═══ Exercise input ═══

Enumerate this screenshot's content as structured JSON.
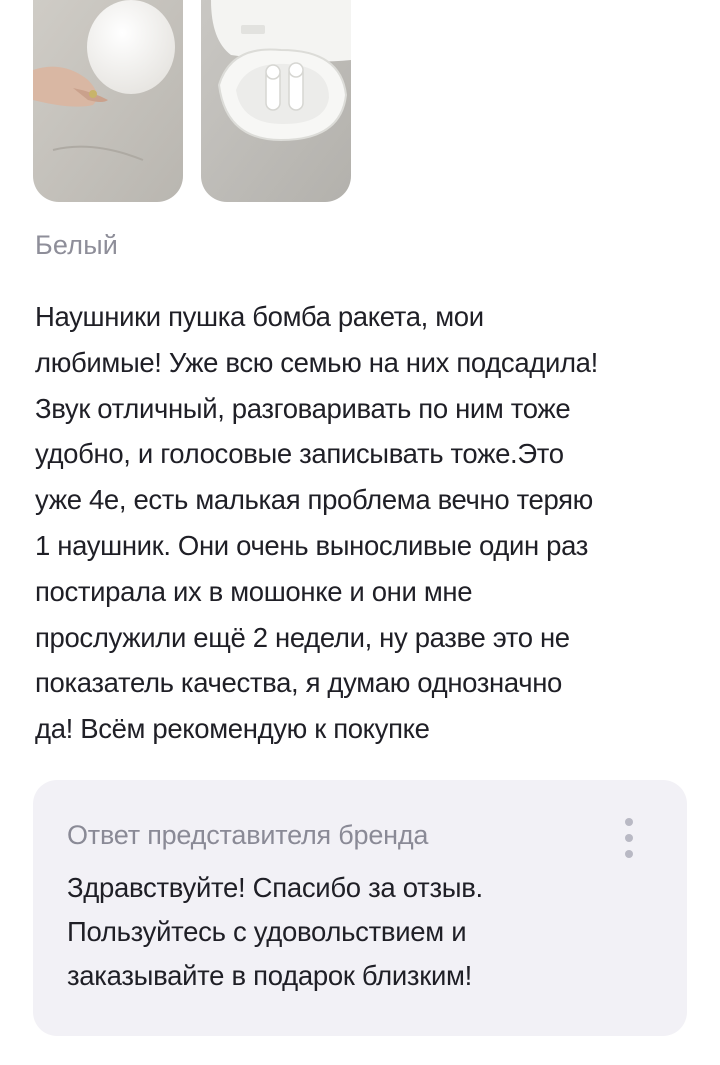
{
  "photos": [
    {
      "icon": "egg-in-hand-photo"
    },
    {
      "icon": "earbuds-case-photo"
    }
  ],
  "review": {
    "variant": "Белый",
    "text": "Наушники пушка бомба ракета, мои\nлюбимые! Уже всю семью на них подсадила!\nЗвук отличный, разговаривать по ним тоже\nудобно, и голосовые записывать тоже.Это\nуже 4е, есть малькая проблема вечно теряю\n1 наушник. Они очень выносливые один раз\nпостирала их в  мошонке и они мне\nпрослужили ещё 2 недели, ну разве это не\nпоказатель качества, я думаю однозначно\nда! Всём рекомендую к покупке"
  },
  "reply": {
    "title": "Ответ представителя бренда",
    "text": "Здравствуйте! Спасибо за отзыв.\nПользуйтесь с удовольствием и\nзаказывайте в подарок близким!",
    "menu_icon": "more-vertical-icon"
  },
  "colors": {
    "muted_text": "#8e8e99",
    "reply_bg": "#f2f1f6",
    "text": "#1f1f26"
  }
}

═══
═══ Exercise input ═══

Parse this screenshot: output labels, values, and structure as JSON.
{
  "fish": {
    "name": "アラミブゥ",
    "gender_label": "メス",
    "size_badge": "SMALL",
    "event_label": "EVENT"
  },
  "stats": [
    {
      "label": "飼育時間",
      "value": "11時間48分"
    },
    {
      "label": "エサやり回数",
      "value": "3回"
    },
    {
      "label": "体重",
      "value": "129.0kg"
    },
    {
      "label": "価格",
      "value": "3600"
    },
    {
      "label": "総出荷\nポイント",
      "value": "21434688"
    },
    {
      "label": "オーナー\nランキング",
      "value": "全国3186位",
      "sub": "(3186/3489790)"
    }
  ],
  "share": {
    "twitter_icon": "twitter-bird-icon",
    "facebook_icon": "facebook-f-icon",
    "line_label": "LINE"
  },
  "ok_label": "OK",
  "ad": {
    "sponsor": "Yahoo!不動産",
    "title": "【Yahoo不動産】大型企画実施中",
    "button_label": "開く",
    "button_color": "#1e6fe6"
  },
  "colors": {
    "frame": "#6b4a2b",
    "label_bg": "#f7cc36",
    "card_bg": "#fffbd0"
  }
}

═══
═══ Exercise input ═══

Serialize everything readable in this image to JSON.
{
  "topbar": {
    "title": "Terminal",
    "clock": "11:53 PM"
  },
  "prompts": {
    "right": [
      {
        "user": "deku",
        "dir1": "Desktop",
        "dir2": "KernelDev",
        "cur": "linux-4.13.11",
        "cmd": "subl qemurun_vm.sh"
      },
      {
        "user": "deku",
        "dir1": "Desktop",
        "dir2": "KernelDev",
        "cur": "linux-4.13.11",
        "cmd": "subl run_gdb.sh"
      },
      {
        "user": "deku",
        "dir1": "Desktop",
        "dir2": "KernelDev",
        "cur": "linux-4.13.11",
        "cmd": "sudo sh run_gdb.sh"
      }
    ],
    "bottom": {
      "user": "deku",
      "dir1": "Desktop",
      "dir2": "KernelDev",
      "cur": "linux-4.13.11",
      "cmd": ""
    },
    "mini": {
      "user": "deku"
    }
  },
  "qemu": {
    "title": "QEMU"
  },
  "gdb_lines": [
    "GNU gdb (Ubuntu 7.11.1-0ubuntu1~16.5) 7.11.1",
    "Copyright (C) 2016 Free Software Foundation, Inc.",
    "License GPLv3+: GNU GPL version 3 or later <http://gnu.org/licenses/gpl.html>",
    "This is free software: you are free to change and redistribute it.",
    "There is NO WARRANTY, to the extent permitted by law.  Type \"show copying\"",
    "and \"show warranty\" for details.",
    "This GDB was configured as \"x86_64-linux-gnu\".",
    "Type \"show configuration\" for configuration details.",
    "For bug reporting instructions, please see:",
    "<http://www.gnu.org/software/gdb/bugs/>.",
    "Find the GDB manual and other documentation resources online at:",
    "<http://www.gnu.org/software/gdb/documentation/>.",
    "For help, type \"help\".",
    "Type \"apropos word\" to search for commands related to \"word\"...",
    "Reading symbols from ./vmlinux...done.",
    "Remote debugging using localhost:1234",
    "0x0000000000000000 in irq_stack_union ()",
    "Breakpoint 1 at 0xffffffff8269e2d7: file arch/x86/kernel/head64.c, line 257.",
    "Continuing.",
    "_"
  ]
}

═══

What you will do
Find every line that holds "show" and copy it.

Written reply
    "There is NO WARRANTY, to the extent permitted by law.  Type \"show copying\"",
    "and \"show warranty\" for details.",
    "Type \"show configuration\" for configuration details.",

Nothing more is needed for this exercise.